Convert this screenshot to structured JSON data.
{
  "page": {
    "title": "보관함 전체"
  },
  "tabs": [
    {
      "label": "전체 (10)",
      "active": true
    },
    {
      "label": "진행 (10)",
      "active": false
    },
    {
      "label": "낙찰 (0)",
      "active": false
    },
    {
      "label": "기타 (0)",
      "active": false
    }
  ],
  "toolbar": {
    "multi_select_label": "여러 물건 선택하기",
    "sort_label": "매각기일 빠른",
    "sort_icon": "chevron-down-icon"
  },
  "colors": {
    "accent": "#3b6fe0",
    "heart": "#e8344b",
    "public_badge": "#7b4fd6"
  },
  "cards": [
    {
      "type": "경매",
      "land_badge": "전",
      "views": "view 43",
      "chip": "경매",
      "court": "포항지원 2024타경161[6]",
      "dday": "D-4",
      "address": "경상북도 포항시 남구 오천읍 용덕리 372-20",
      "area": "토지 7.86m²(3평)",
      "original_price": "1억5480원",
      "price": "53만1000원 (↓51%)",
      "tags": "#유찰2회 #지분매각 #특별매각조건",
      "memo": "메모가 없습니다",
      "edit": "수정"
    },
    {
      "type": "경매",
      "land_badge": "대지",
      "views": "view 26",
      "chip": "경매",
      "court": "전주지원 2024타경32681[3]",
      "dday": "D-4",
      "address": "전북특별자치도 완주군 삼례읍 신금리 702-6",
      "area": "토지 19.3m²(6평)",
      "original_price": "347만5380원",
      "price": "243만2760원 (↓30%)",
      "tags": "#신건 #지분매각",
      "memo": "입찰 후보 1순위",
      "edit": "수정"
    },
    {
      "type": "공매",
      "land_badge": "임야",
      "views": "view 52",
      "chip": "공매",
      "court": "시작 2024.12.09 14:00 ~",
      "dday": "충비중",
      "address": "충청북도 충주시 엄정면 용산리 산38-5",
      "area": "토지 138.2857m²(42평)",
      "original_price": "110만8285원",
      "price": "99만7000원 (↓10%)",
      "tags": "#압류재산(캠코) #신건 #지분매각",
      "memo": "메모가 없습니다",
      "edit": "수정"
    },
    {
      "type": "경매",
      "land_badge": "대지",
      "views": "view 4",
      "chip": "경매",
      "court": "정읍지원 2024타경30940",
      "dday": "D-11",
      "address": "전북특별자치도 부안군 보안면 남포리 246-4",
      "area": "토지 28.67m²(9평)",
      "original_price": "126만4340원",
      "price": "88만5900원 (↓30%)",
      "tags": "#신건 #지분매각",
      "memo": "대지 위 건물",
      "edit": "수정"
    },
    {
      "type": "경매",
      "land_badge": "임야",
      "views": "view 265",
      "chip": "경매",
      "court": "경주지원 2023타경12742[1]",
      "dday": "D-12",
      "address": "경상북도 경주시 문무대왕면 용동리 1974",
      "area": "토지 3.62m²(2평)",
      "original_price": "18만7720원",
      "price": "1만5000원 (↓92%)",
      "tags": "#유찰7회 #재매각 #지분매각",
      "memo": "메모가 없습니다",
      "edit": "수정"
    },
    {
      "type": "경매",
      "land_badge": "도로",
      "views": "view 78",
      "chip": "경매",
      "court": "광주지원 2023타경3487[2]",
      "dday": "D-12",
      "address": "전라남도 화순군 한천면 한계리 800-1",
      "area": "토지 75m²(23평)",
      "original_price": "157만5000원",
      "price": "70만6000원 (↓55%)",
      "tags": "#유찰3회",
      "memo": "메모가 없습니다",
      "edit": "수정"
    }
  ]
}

REQUEST |
Of the lines in this data, how many contain "views"? Reply with only the number.

SOLUTION |
6